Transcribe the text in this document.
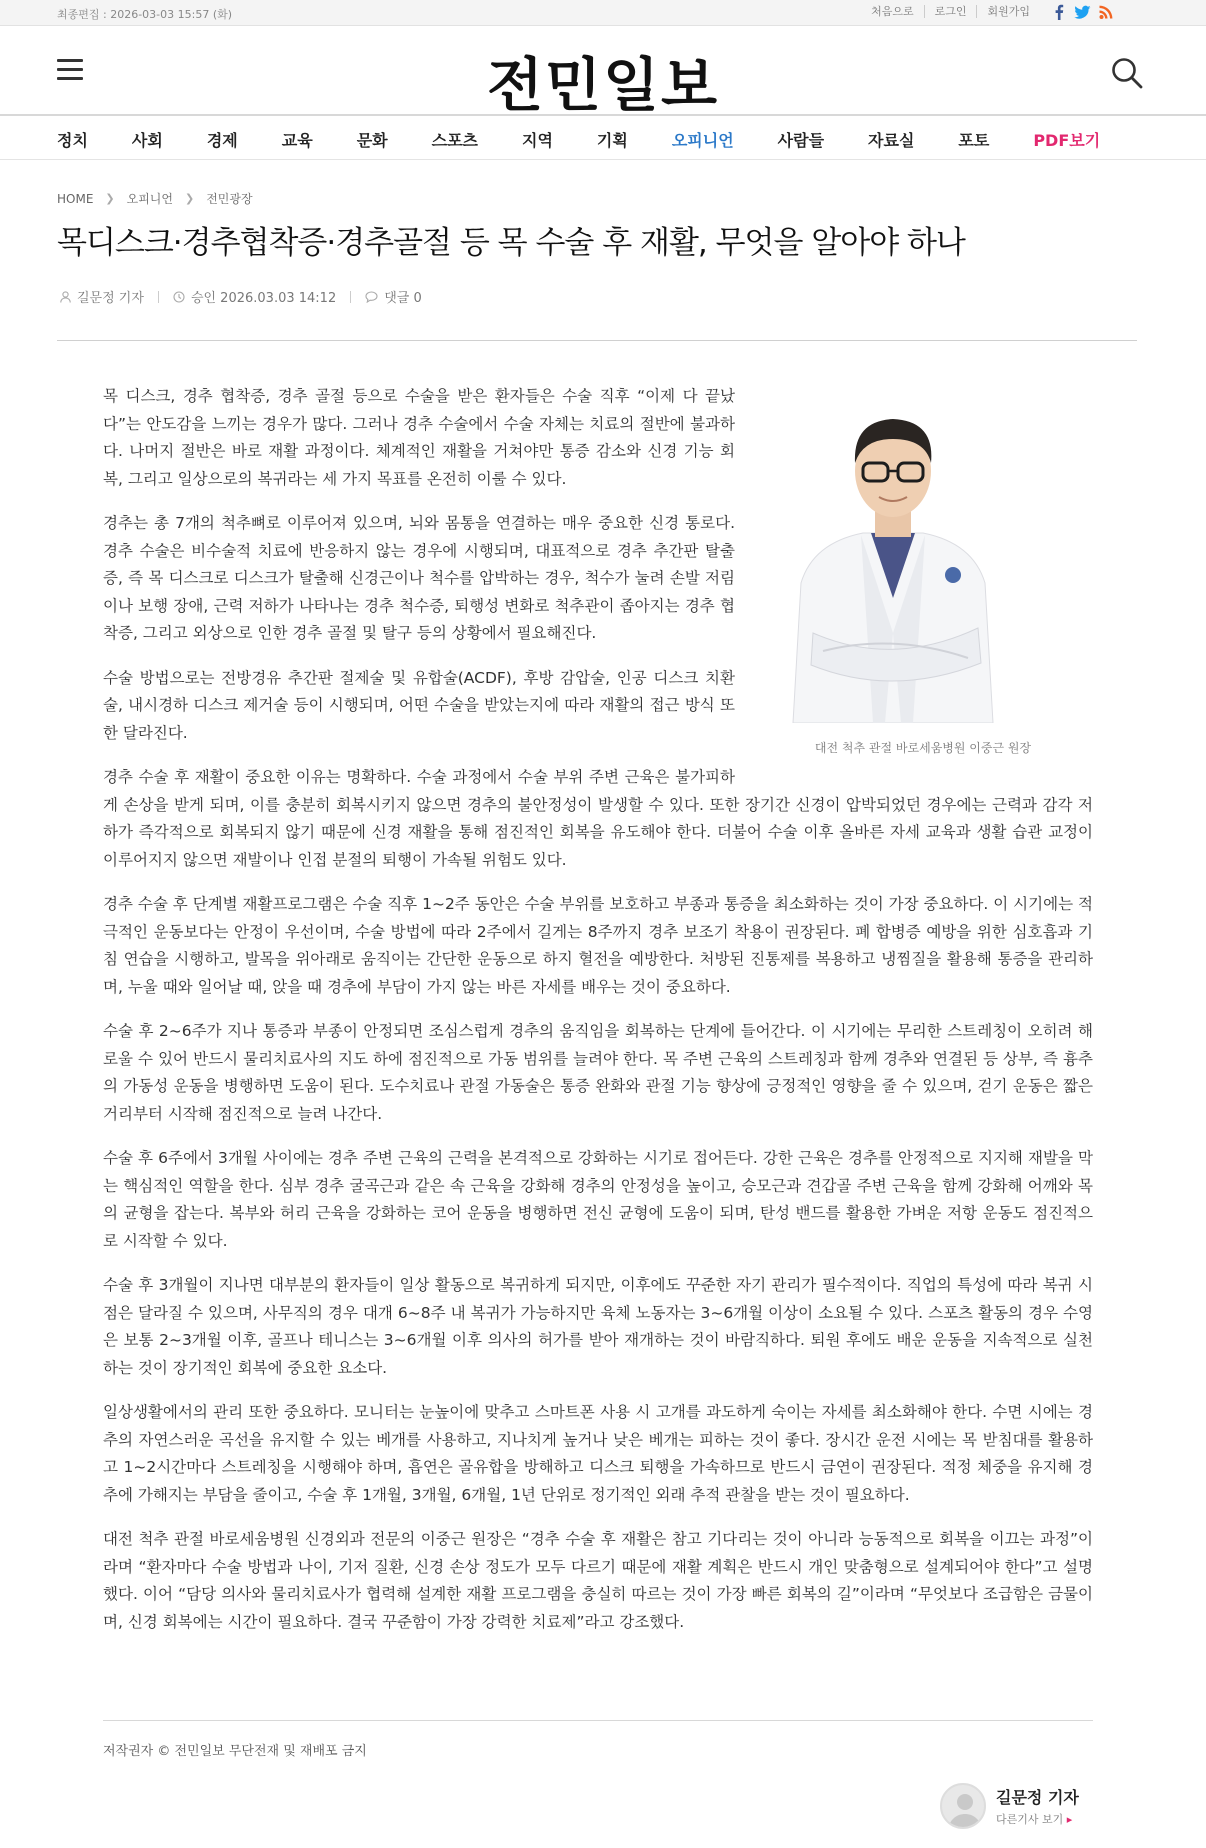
최종편집 : 2026-03-03 15:57 (화)	처음으로	로그인	회원가입
전민일보
정치	사회	경제	교육	문화	스포츠	지역	기획	오피니언	사람들	자료실	포토	PDF보기
HOME ❯ 오피니언 ❯ 전민광장
목디스크·경추협착증·경추골절 등 목 수술 후 재활, 무엇을 알아야 하나
길문정 기자	승인 2026.03.03 14:12	댓글 0
대전 척추 관절 바로세움병원 이중근 원장

목 디스크, 경추 협착증, 경추 골절 등으로 수술을 받은 환자들은 수술 직후 “이제 다 끝났다”는 안도감을 느끼는 경우가 많다. 그러나 경추 수술에서 수술 자체는 치료의 절반에 불과하다. 나머지 절반은 바로 재활 과정이다. 체계적인 재활을 거쳐야만 통증 감소와 신경 기능 회복, 그리고 일상으로의 복귀라는 세 가지 목표를 온전히 이룰 수 있다.

경추는 총 7개의 척추뼈로 이루어져 있으며, 뇌와 몸통을 연결하는 매우 중요한 신경 통로다. 경추 수술은 비수술적 치료에 반응하지 않는 경우에 시행되며, 대표적으로 경추 추간판 탈출증, 즉 목 디스크로 디스크가 탈출해 신경근이나 척수를 압박하는 경우, 척수가 눌려 손발 저림이나 보행 장애, 근력 저하가 나타나는 경추 척수증, 퇴행성 변화로 척추관이 좁아지는 경추 협착증, 그리고 외상으로 인한 경추 골절 및 탈구 등의 상황에서 필요해진다.

수술 방법으로는 전방경유 추간판 절제술 및 유합술(ACDF), 후방 감압술, 인공 디스크 치환술, 내시경하 디스크 제거술 등이 시행되며, 어떤 수술을 받았는지에 따라 재활의 접근 방식 또한 달라진다.

경추 수술 후 재활이 중요한 이유는 명확하다. 수술 과정에서 수술 부위 주변 근육은 불가피하게 손상을 받게 되며, 이를 충분히 회복시키지 않으면 경추의 불안정성이 발생할 수 있다. 또한 장기간 신경이 압박되었던 경우에는 근력과 감각 저하가 즉각적으로 회복되지 않기 때문에 신경 재활을 통해 점진적인 회복을 유도해야 한다. 더불어 수술 이후 올바른 자세 교육과 생활 습관 교정이 이루어지지 않으면 재발이나 인접 분절의 퇴행이 가속될 위험도 있다.

경추 수술 후 단계별 재활프로그램은 수술 직후 1~2주 동안은 수술 부위를 보호하고 부종과 통증을 최소화하는 것이 가장 중요하다. 이 시기에는 적극적인 운동보다는 안정이 우선이며, 수술 방법에 따라 2주에서 길게는 8주까지 경추 보조기 착용이 권장된다. 폐 합병증 예방을 위한 심호흡과 기침 연습을 시행하고, 발목을 위아래로 움직이는 간단한 운동으로 하지 혈전을 예방한다. 처방된 진통제를 복용하고 냉찜질을 활용해 통증을 관리하며, 누울 때와 일어날 때, 앉을 때 경추에 부담이 가지 않는 바른 자세를 배우는 것이 중요하다.

수술 후 2~6주가 지나 통증과 부종이 안정되면 조심스럽게 경추의 움직임을 회복하는 단계에 들어간다. 이 시기에는 무리한 스트레칭이 오히려 해로울 수 있어 반드시 물리치료사의 지도 하에 점진적으로 가동 범위를 늘려야 한다. 목 주변 근육의 스트레칭과 함께 경추와 연결된 등 상부, 즉 흉추의 가동성 운동을 병행하면 도움이 된다. 도수치료나 관절 가동술은 통증 완화와 관절 기능 향상에 긍정적인 영향을 줄 수 있으며, 걷기 운동은 짧은 거리부터 시작해 점진적으로 늘려 나간다.

수술 후 6주에서 3개월 사이에는 경추 주변 근육의 근력을 본격적으로 강화하는 시기로 접어든다. 강한 근육은 경추를 안정적으로 지지해 재발을 막는 핵심적인 역할을 한다. 심부 경추 굴곡근과 같은 속 근육을 강화해 경추의 안정성을 높이고, 승모근과 견갑골 주변 근육을 함께 강화해 어깨와 목의 균형을 잡는다. 복부와 허리 근육을 강화하는 코어 운동을 병행하면 전신 균형에 도움이 되며, 탄성 밴드를 활용한 가벼운 저항 운동도 점진적으로 시작할 수 있다.

수술 후 3개월이 지나면 대부분의 환자들이 일상 활동으로 복귀하게 되지만, 이후에도 꾸준한 자기 관리가 필수적이다. 직업의 특성에 따라 복귀 시점은 달라질 수 있으며, 사무직의 경우 대개 6~8주 내 복귀가 가능하지만 육체 노동자는 3~6개월 이상이 소요될 수 있다. 스포츠 활동의 경우 수영은 보통 2~3개월 이후, 골프나 테니스는 3~6개월 이후 의사의 허가를 받아 재개하는 것이 바람직하다. 퇴원 후에도 배운 운동을 지속적으로 실천하는 것이 장기적인 회복에 중요한 요소다.

일상생활에서의 관리 또한 중요하다. 모니터는 눈높이에 맞추고 스마트폰 사용 시 고개를 과도하게 숙이는 자세를 최소화해야 한다. 수면 시에는 경추의 자연스러운 곡선을 유지할 수 있는 베개를 사용하고, 지나치게 높거나 낮은 베개는 피하는 것이 좋다. 장시간 운전 시에는 목 받침대를 활용하고 1~2시간마다 스트레칭을 시행해야 하며, 흡연은 골유합을 방해하고 디스크 퇴행을 가속하므로 반드시 금연이 권장된다. 적정 체중을 유지해 경추에 가해지는 부담을 줄이고, 수술 후 1개월, 3개월, 6개월, 1년 단위로 정기적인 외래 추적 관찰을 받는 것이 필요하다.

대전 척추 관절 바로세움병원 신경외과 전문의 이중근 원장은 “경추 수술 후 재활은 참고 기다리는 것이 아니라 능동적으로 회복을 이끄는 과정”이라며 “환자마다 수술 방법과 나이, 기저 질환, 신경 손상 정도가 모두 다르기 때문에 재활 계획은 반드시 개인 맞춤형으로 설계되어야 한다”고 설명했다. 이어 “담당 의사와 물리치료사가 협력해 설계한 재활 프로그램을 충실히 따르는 것이 가장 빠른 회복의 길”이라며 “무엇보다 조급함은 금물이며, 신경 회복에는 시간이 필요하다. 결국 꾸준함이 가장 강력한 치료제”라고 강조했다.

저작권자 © 전민일보 무단전재 및 재배포 금지
길문정 기자
다른기사 보기 ▸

+++++

● EXERCISE:
Set down every record once more, word for word, without pictures.

● RESPONSE TO THE EXERCISE:
Transcribe the text in this document.
최종편집 : 2026-03-03 15:57 (화)	처음으로	로그인	회원가입
전민일보
정치	사회	경제	교육	문화	스포츠	지역	기획	오피니언	사람들	자료실	포토	PDF보기
HOME ❯ 오피니언 ❯ 전민광장
목디스크·경추협착증·경추골절 등 목 수술 후 재활, 무엇을 알아야 하나
길문정 기자	승인 2026.03.03 14:12	댓글 0
대전 척추 관절 바로세움병원 이중근 원장

목 디스크, 경추 협착증, 경추 골절 등으로 수술을 받은 환자들은 수술 직후 “이제 다 끝났다”는 안도감을 느끼는 경우가 많다. 그러나 경추 수술에서 수술 자체는 치료의 절반에 불과하다. 나머지 절반은 바로 재활 과정이다. 체계적인 재활을 거쳐야만 통증 감소와 신경 기능 회복, 그리고 일상으로의 복귀라는 세 가지 목표를 온전히 이룰 수 있다.

경추는 총 7개의 척추뼈로 이루어져 있으며, 뇌와 몸통을 연결하는 매우 중요한 신경 통로다. 경추 수술은 비수술적 치료에 반응하지 않는 경우에 시행되며, 대표적으로 경추 추간판 탈출증, 즉 목 디스크로 디스크가 탈출해 신경근이나 척수를 압박하는 경우, 척수가 눌려 손발 저림이나 보행 장애, 근력 저하가 나타나는 경추 척수증, 퇴행성 변화로 척추관이 좁아지는 경추 협착증, 그리고 외상으로 인한 경추 골절 및 탈구 등의 상황에서 필요해진다.

수술 방법으로는 전방경유 추간판 절제술 및 유합술(ACDF), 후방 감압술, 인공 디스크 치환술, 내시경하 디스크 제거술 등이 시행되며, 어떤 수술을 받았는지에 따라 재활의 접근 방식 또한 달라진다.

경추 수술 후 재활이 중요한 이유는 명확하다. 수술 과정에서 수술 부위 주변 근육은 불가피하게 손상을 받게 되며, 이를 충분히 회복시키지 않으면 경추의 불안정성이 발생할 수 있다. 또한 장기간 신경이 압박되었던 경우에는 근력과 감각 저하가 즉각적으로 회복되지 않기 때문에 신경 재활을 통해 점진적인 회복을 유도해야 한다. 더불어 수술 이후 올바른 자세 교육과 생활 습관 교정이 이루어지지 않으면 재발이나 인접 분절의 퇴행이 가속될 위험도 있다.

경추 수술 후 단계별 재활프로그램은 수술 직후 1~2주 동안은 수술 부위를 보호하고 부종과 통증을 최소화하는 것이 가장 중요하다. 이 시기에는 적극적인 운동보다는 안정이 우선이며, 수술 방법에 따라 2주에서 길게는 8주까지 경추 보조기 착용이 권장된다. 폐 합병증 예방을 위한 심호흡과 기침 연습을 시행하고, 발목을 위아래로 움직이는 간단한 운동으로 하지 혈전을 예방한다. 처방된 진통제를 복용하고 냉찜질을 활용해 통증을 관리하며, 누울 때와 일어날 때, 앉을 때 경추에 부담이 가지 않는 바른 자세를 배우는 것이 중요하다.

수술 후 2~6주가 지나 통증과 부종이 안정되면 조심스럽게 경추의 움직임을 회복하는 단계에 들어간다. 이 시기에는 무리한 스트레칭이 오히려 해로울 수 있어 반드시 물리치료사의 지도 하에 점진적으로 가동 범위를 늘려야 한다. 목 주변 근육의 스트레칭과 함께 경추와 연결된 등 상부, 즉 흉추의 가동성 운동을 병행하면 도움이 된다. 도수치료나 관절 가동술은 통증 완화와 관절 기능 향상에 긍정적인 영향을 줄 수 있으며, 걷기 운동은 짧은 거리부터 시작해 점진적으로 늘려 나간다.

수술 후 6주에서 3개월 사이에는 경추 주변 근육의 근력을 본격적으로 강화하는 시기로 접어든다. 강한 근육은 경추를 안정적으로 지지해 재발을 막는 핵심적인 역할을 한다. 심부 경추 굴곡근과 같은 속 근육을 강화해 경추의 안정성을 높이고, 승모근과 견갑골 주변 근육을 함께 강화해 어깨와 목의 균형을 잡는다. 복부와 허리 근육을 강화하는 코어 운동을 병행하면 전신 균형에 도움이 되며, 탄성 밴드를 활용한 가벼운 저항 운동도 점진적으로 시작할 수 있다.

수술 후 3개월이 지나면 대부분의 환자들이 일상 활동으로 복귀하게 되지만, 이후에도 꾸준한 자기 관리가 필수적이다. 직업의 특성에 따라 복귀 시점은 달라질 수 있으며, 사무직의 경우 대개 6~8주 내 복귀가 가능하지만 육체 노동자는 3~6개월 이상이 소요될 수 있다. 스포츠 활동의 경우 수영은 보통 2~3개월 이후, 골프나 테니스는 3~6개월 이후 의사의 허가를 받아 재개하는 것이 바람직하다. 퇴원 후에도 배운 운동을 지속적으로 실천하는 것이 장기적인 회복에 중요한 요소다.

일상생활에서의 관리 또한 중요하다. 모니터는 눈높이에 맞추고 스마트폰 사용 시 고개를 과도하게 숙이는 자세를 최소화해야 한다. 수면 시에는 경추의 자연스러운 곡선을 유지할 수 있는 베개를 사용하고, 지나치게 높거나 낮은 베개는 피하는 것이 좋다. 장시간 운전 시에는 목 받침대를 활용하고 1~2시간마다 스트레칭을 시행해야 하며, 흡연은 골유합을 방해하고 디스크 퇴행을 가속하므로 반드시 금연이 권장된다. 적정 체중을 유지해 경추에 가해지는 부담을 줄이고, 수술 후 1개월, 3개월, 6개월, 1년 단위로 정기적인 외래 추적 관찰을 받는 것이 필요하다.

대전 척추 관절 바로세움병원 신경외과 전문의 이중근 원장은 “경추 수술 후 재활은 참고 기다리는 것이 아니라 능동적으로 회복을 이끄는 과정”이라며 “환자마다 수술 방법과 나이, 기저 질환, 신경 손상 정도가 모두 다르기 때문에 재활 계획은 반드시 개인 맞춤형으로 설계되어야 한다”고 설명했다. 이어 “담당 의사와 물리치료사가 협력해 설계한 재활 프로그램을 충실히 따르는 것이 가장 빠른 회복의 길”이라며 “무엇보다 조급함은 금물이며, 신경 회복에는 시간이 필요하다. 결국 꾸준함이 가장 강력한 치료제”라고 강조했다.

저작권자 © 전민일보 무단전재 및 재배포 금지
길문정 기자
다른기사 보기 ▸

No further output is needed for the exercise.